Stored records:
——

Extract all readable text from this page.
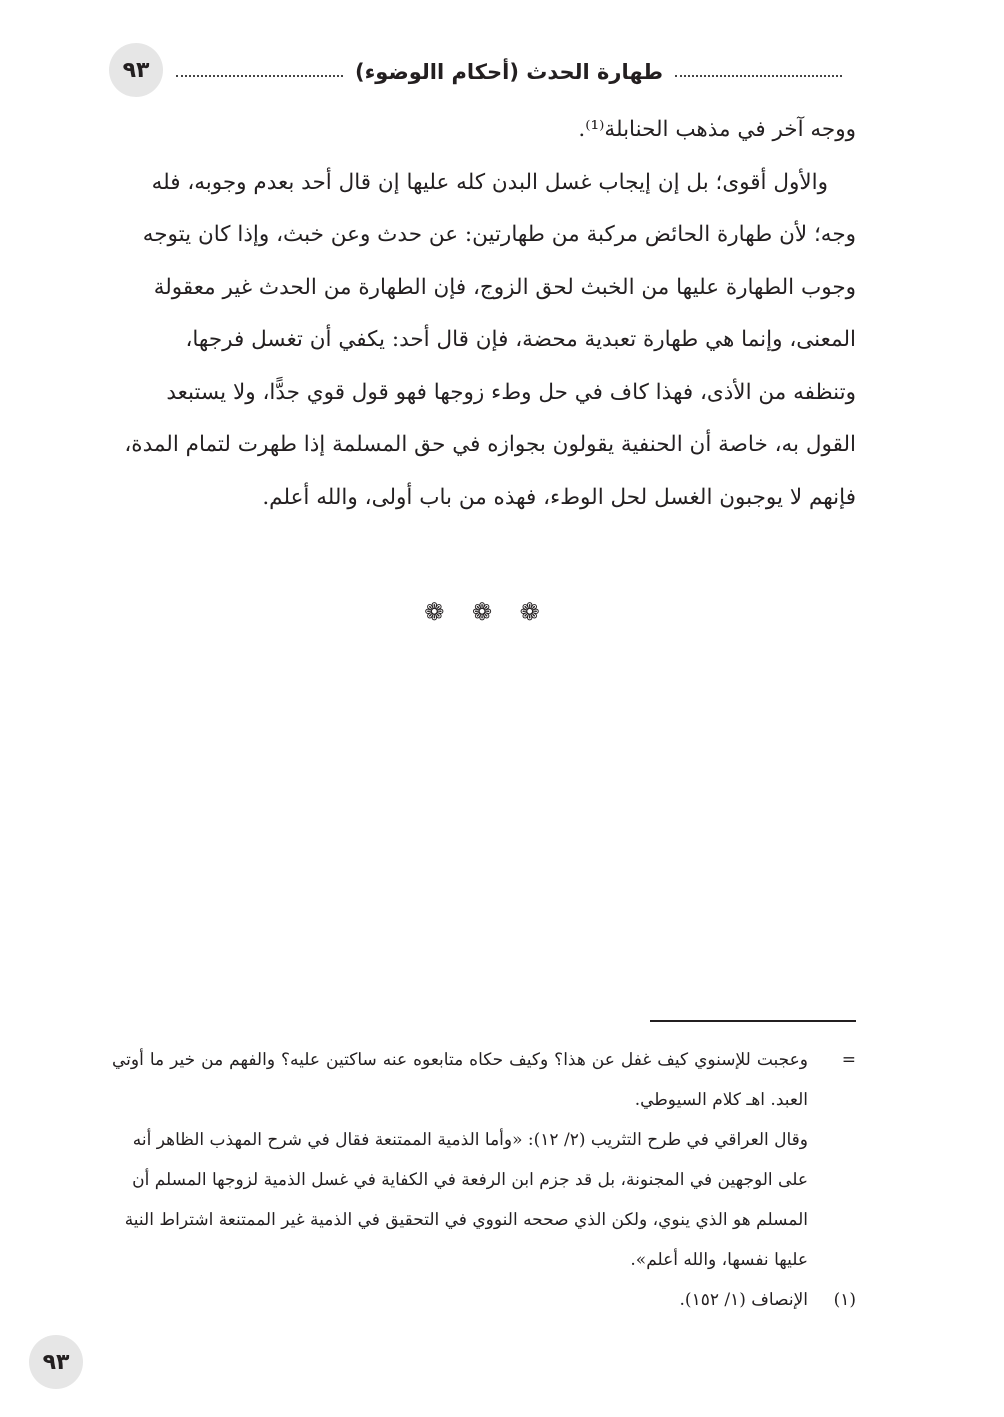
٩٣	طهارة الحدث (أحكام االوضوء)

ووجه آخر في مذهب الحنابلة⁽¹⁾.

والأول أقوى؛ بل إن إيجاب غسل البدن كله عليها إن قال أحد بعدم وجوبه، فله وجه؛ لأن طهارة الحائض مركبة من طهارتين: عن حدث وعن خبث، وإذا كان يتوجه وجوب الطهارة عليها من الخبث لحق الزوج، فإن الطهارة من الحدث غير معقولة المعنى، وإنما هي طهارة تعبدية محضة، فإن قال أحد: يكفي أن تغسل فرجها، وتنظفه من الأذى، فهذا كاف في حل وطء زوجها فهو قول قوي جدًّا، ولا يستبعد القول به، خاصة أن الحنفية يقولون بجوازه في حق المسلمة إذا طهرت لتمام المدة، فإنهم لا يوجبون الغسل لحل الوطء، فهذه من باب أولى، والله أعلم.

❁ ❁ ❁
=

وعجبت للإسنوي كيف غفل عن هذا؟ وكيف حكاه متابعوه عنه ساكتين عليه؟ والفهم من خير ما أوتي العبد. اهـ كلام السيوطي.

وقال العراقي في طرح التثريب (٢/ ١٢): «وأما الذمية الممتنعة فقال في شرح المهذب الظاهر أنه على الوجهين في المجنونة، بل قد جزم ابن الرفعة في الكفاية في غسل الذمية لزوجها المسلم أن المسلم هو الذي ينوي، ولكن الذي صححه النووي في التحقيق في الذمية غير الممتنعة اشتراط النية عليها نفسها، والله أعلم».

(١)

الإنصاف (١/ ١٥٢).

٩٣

——

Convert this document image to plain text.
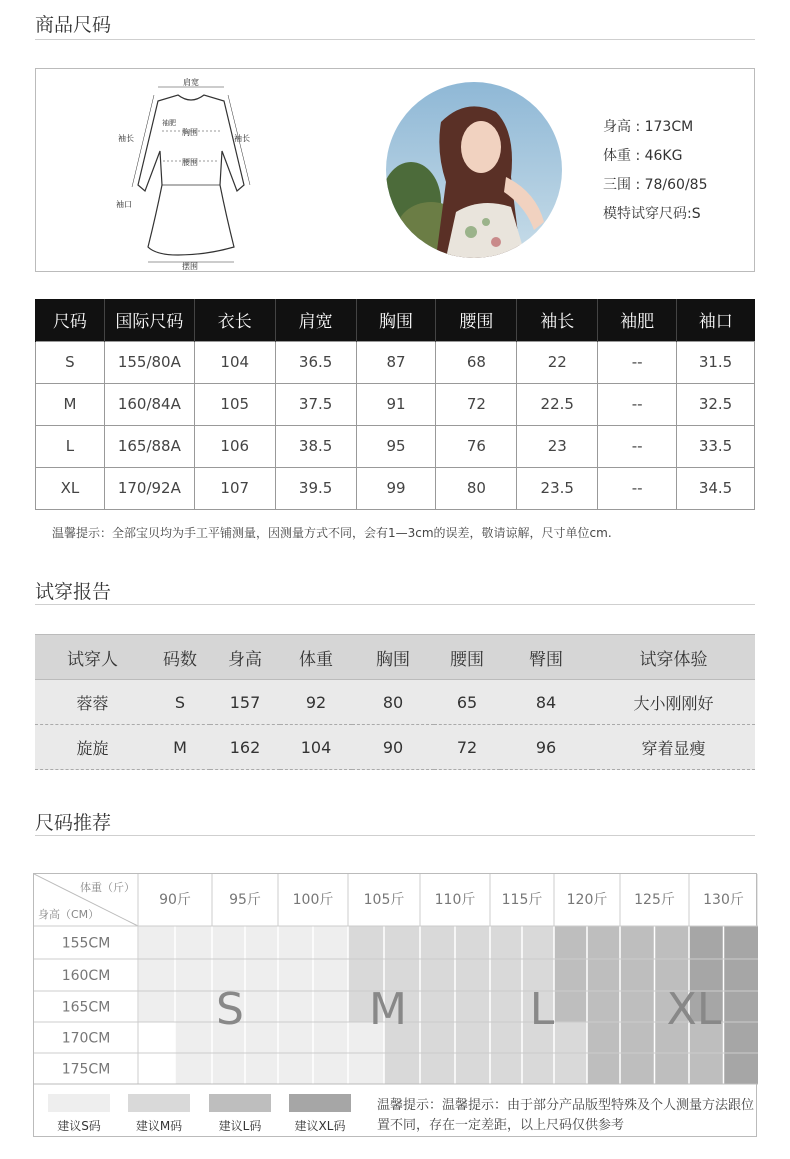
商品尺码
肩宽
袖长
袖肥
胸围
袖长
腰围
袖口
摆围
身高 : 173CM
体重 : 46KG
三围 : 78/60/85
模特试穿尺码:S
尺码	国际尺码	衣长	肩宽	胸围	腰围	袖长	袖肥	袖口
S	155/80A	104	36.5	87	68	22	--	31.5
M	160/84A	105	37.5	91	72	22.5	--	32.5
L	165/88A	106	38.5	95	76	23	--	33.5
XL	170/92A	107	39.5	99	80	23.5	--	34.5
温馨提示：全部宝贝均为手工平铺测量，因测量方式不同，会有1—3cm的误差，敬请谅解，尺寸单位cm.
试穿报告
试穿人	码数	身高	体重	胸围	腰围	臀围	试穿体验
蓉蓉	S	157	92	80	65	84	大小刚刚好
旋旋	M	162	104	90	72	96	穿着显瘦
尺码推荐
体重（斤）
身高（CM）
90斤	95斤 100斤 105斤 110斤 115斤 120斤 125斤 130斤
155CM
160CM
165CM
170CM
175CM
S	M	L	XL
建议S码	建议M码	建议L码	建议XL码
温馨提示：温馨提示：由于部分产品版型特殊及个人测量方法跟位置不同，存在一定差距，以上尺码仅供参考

——

> [Your instructions]
From the records above, how many lines include the word "عليها"? Only the number is wanted.

> [Written solution]
2